- THE DATA
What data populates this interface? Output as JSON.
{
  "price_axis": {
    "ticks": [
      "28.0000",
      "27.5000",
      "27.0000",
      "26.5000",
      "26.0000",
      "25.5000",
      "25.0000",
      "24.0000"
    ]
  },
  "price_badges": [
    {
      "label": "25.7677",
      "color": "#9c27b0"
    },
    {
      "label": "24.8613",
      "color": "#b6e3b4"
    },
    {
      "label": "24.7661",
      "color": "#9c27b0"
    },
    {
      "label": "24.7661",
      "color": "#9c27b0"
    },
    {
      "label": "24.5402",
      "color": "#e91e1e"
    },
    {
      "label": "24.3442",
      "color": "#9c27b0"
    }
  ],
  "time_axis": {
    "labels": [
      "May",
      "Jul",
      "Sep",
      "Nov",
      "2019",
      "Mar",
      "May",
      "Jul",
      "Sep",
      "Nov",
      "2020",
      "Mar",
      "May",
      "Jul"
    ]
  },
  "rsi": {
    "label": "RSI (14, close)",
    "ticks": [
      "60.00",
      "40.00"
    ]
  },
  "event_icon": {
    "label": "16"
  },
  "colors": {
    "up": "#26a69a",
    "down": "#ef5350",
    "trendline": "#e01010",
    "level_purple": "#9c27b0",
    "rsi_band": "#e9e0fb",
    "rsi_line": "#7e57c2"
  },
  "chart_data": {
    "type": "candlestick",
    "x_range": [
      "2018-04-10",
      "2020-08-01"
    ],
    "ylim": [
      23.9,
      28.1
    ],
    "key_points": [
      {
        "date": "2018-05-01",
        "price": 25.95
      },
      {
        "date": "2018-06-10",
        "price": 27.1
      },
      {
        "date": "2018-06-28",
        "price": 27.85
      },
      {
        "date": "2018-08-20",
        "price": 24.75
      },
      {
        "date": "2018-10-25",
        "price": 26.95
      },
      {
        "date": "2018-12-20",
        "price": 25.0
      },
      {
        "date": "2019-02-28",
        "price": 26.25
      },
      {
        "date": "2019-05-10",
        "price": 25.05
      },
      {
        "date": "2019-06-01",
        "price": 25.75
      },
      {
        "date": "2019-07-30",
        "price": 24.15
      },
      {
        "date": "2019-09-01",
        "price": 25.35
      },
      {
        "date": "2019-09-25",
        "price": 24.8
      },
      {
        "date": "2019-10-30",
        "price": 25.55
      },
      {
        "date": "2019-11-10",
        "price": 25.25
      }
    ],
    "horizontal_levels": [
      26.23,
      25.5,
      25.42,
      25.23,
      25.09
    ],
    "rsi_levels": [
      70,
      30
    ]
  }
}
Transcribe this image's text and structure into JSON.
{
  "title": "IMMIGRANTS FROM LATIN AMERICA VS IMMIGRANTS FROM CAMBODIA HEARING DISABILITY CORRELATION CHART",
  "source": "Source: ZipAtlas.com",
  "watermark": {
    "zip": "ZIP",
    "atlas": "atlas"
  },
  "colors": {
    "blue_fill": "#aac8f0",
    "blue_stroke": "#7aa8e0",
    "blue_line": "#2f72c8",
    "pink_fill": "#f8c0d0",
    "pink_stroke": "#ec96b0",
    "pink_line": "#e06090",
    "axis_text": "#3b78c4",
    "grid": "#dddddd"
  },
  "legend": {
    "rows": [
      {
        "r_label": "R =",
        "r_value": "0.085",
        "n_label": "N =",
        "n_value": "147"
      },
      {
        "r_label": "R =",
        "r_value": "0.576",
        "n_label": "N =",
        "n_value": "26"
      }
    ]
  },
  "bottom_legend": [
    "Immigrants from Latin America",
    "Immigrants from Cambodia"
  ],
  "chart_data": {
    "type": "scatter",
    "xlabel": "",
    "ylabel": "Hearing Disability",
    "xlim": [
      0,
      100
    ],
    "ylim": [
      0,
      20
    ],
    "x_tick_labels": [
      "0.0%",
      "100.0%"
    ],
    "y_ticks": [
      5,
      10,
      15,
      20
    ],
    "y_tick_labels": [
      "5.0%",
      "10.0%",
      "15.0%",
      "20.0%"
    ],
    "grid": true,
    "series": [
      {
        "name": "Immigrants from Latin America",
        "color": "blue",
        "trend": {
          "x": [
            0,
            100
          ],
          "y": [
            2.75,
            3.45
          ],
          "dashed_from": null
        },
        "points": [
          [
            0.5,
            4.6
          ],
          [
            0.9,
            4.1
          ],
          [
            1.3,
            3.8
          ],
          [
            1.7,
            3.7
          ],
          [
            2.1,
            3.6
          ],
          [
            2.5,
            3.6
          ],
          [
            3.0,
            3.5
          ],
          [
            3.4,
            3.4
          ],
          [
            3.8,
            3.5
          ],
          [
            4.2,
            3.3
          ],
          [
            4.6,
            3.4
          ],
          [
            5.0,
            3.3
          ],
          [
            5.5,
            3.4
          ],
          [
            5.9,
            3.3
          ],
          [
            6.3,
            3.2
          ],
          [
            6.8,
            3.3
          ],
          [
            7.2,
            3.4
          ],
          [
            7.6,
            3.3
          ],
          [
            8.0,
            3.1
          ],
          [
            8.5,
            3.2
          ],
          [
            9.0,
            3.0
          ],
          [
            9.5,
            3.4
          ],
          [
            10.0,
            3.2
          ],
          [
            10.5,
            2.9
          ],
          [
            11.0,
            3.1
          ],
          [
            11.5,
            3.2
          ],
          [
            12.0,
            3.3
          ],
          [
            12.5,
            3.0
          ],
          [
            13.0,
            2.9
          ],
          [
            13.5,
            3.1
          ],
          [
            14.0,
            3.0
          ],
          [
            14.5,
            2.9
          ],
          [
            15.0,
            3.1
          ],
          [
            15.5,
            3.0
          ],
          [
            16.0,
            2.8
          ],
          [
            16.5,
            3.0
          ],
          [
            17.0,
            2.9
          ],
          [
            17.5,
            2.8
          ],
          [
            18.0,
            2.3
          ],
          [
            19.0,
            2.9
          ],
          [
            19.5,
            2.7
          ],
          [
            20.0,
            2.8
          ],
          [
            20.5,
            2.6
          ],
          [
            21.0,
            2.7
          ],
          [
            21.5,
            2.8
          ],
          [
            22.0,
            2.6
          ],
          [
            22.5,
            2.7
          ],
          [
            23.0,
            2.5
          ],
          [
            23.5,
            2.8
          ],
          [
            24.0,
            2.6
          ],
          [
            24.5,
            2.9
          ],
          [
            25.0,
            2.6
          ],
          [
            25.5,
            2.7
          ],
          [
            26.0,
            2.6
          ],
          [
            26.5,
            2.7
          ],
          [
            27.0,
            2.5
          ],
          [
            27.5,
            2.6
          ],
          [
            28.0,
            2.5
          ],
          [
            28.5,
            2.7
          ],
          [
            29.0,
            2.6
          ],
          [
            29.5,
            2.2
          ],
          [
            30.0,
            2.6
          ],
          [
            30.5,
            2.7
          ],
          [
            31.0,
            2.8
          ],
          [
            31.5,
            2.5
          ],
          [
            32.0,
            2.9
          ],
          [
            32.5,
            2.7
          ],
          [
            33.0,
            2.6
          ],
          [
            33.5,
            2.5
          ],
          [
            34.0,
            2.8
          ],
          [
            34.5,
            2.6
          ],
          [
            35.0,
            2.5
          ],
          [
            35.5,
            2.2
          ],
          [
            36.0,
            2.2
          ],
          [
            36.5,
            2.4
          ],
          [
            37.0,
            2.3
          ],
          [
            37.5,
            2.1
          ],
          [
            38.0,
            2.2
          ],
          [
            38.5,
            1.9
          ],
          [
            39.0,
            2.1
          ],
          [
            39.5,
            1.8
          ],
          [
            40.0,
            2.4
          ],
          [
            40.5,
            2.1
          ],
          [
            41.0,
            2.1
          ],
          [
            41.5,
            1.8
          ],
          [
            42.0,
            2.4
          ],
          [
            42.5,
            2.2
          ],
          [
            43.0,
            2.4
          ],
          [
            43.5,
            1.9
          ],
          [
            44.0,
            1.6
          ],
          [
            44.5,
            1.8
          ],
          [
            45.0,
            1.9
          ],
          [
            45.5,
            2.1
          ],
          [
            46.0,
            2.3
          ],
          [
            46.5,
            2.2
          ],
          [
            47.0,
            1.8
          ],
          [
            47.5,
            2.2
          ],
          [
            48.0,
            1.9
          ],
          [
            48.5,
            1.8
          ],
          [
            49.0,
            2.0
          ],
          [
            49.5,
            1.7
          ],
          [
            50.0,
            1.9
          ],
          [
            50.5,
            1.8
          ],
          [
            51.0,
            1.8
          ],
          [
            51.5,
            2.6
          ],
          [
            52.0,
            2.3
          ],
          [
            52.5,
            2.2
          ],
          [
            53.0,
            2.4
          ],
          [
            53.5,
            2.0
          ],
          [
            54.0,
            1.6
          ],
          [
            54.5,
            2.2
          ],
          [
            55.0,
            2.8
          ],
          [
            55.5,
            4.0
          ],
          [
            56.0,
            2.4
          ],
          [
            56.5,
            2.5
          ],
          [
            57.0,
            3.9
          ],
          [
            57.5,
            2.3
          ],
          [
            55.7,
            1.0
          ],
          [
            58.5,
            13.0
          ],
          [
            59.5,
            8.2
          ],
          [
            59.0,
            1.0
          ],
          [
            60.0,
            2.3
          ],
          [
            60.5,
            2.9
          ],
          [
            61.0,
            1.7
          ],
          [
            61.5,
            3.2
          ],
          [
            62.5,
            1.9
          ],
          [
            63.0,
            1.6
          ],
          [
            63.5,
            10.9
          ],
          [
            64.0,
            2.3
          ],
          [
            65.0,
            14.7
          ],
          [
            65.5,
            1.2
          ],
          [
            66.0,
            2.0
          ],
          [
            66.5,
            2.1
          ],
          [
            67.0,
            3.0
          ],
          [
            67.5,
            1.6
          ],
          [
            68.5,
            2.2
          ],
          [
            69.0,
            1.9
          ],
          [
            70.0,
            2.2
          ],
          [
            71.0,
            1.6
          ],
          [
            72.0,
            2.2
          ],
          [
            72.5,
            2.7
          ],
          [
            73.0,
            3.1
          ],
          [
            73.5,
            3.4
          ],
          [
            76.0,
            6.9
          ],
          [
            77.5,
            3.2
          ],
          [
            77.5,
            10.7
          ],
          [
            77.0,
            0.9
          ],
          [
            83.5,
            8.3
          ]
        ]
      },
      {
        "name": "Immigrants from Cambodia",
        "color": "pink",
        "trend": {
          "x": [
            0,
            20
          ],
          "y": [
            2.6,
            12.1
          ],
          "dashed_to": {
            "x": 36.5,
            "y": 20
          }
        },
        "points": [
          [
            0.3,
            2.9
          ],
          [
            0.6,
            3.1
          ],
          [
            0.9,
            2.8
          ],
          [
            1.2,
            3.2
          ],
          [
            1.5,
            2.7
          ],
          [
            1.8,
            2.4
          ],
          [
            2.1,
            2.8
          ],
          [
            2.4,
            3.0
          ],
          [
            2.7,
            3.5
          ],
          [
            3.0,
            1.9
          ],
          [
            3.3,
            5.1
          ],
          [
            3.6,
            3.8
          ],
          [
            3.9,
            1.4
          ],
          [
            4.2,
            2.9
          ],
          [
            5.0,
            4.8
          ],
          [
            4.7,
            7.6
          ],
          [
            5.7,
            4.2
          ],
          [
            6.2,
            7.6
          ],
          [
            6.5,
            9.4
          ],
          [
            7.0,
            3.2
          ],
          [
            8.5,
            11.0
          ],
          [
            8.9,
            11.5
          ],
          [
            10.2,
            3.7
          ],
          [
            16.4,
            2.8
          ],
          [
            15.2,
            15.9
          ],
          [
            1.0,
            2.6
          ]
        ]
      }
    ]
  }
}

- TASK INSTRUCTIONS
Pull out every line in the data above that has the word "this".

- COMPLETED EXERCISE
What data populates this interface? Output as JSON.
Transcribe this image's text and structure into JSON.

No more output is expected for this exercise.